>> begin Information supplied
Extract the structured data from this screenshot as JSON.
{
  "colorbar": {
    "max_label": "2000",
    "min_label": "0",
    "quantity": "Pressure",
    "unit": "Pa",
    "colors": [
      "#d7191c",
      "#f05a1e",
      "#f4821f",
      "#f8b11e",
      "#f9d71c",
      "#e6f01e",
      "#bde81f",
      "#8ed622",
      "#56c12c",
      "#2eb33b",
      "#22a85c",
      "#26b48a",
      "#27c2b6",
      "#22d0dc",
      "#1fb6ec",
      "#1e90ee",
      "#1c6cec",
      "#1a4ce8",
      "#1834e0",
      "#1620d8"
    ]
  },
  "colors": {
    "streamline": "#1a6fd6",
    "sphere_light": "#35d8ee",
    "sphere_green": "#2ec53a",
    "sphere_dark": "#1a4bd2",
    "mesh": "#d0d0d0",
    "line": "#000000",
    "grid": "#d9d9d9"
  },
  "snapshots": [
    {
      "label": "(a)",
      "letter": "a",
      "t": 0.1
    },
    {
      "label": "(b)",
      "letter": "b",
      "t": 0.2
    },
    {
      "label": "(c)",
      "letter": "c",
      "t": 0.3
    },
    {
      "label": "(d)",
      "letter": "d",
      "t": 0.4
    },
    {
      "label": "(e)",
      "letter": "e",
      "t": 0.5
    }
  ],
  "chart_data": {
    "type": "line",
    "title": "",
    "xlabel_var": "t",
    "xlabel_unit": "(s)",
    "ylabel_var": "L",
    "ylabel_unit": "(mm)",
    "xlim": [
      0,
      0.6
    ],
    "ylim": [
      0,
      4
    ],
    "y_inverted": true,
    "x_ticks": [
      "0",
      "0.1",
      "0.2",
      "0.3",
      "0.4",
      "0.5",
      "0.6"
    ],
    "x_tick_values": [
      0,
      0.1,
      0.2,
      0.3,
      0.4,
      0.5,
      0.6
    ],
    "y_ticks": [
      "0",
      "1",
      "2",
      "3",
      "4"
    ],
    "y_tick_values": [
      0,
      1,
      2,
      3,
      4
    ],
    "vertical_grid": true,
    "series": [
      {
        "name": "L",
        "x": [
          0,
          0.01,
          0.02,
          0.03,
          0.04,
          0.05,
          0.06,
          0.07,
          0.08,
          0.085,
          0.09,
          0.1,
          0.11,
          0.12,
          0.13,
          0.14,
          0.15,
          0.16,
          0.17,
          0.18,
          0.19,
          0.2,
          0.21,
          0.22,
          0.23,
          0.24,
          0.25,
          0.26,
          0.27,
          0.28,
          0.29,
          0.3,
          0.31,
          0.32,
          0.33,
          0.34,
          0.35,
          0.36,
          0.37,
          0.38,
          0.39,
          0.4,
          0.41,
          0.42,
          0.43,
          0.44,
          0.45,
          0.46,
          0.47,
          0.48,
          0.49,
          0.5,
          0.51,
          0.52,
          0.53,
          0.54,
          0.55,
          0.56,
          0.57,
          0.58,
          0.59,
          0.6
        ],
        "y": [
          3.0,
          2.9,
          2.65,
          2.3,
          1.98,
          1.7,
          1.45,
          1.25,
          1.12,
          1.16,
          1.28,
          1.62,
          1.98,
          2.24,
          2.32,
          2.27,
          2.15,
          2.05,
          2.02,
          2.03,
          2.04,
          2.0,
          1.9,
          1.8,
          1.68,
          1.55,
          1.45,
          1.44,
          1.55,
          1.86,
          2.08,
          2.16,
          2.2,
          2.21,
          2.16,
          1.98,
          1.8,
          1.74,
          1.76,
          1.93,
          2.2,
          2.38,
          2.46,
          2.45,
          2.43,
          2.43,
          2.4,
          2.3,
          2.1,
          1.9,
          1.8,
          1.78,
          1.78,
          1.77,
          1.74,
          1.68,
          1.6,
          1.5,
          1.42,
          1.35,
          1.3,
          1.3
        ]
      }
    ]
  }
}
>> end Information supplied
- _Exercise task_: Your task is to return the full listing exactly as it was given.

- _Reply_:
Extract the structured data from this screenshot as JSON.
{
  "colorbar": {
    "max_label": "2000",
    "min_label": "0",
    "quantity": "Pressure",
    "unit": "Pa",
    "colors": [
      "#d7191c",
      "#f05a1e",
      "#f4821f",
      "#f8b11e",
      "#f9d71c",
      "#e6f01e",
      "#bde81f",
      "#8ed622",
      "#56c12c",
      "#2eb33b",
      "#22a85c",
      "#26b48a",
      "#27c2b6",
      "#22d0dc",
      "#1fb6ec",
      "#1e90ee",
      "#1c6cec",
      "#1a4ce8",
      "#1834e0",
      "#1620d8"
    ]
  },
  "colors": {
    "streamline": "#1a6fd6",
    "sphere_light": "#35d8ee",
    "sphere_green": "#2ec53a",
    "sphere_dark": "#1a4bd2",
    "mesh": "#d0d0d0",
    "line": "#000000",
    "grid": "#d9d9d9"
  },
  "snapshots": [
    {
      "label": "(a)",
      "letter": "a",
      "t": 0.1
    },
    {
      "label": "(b)",
      "letter": "b",
      "t": 0.2
    },
    {
      "label": "(c)",
      "letter": "c",
      "t": 0.3
    },
    {
      "label": "(d)",
      "letter": "d",
      "t": 0.4
    },
    {
      "label": "(e)",
      "letter": "e",
      "t": 0.5
    }
  ],
  "chart_data": {
    "type": "line",
    "title": "",
    "xlabel_var": "t",
    "xlabel_unit": "(s)",
    "ylabel_var": "L",
    "ylabel_unit": "(mm)",
    "xlim": [
      0,
      0.6
    ],
    "ylim": [
      0,
      4
    ],
    "y_inverted": true,
    "x_ticks": [
      "0",
      "0.1",
      "0.2",
      "0.3",
      "0.4",
      "0.5",
      "0.6"
    ],
    "x_tick_values": [
      0,
      0.1,
      0.2,
      0.3,
      0.4,
      0.5,
      0.6
    ],
    "y_ticks": [
      "0",
      "1",
      "2",
      "3",
      "4"
    ],
    "y_tick_values": [
      0,
      1,
      2,
      3,
      4
    ],
    "vertical_grid": true,
    "series": [
      {
        "name": "L",
        "x": [
          0,
          0.01,
          0.02,
          0.03,
          0.04,
          0.05,
          0.06,
          0.07,
          0.08,
          0.085,
          0.09,
          0.1,
          0.11,
          0.12,
          0.13,
          0.14,
          0.15,
          0.16,
          0.17,
          0.18,
          0.19,
          0.2,
          0.21,
          0.22,
          0.23,
          0.24,
          0.25,
          0.26,
          0.27,
          0.28,
          0.29,
          0.3,
          0.31,
          0.32,
          0.33,
          0.34,
          0.35,
          0.36,
          0.37,
          0.38,
          0.39,
          0.4,
          0.41,
          0.42,
          0.43,
          0.44,
          0.45,
          0.46,
          0.47,
          0.48,
          0.49,
          0.5,
          0.51,
          0.52,
          0.53,
          0.54,
          0.55,
          0.56,
          0.57,
          0.58,
          0.59,
          0.6
        ],
        "y": [
          3.0,
          2.9,
          2.65,
          2.3,
          1.98,
          1.7,
          1.45,
          1.25,
          1.12,
          1.16,
          1.28,
          1.62,
          1.98,
          2.24,
          2.32,
          2.27,
          2.15,
          2.05,
          2.02,
          2.03,
          2.04,
          2.0,
          1.9,
          1.8,
          1.68,
          1.55,
          1.45,
          1.44,
          1.55,
          1.86,
          2.08,
          2.16,
          2.2,
          2.21,
          2.16,
          1.98,
          1.8,
          1.74,
          1.76,
          1.93,
          2.2,
          2.38,
          2.46,
          2.45,
          2.43,
          2.43,
          2.4,
          2.3,
          2.1,
          1.9,
          1.8,
          1.78,
          1.78,
          1.77,
          1.74,
          1.68,
          1.6,
          1.5,
          1.42,
          1.35,
          1.3,
          1.3
        ]
      }
    ]
  }
}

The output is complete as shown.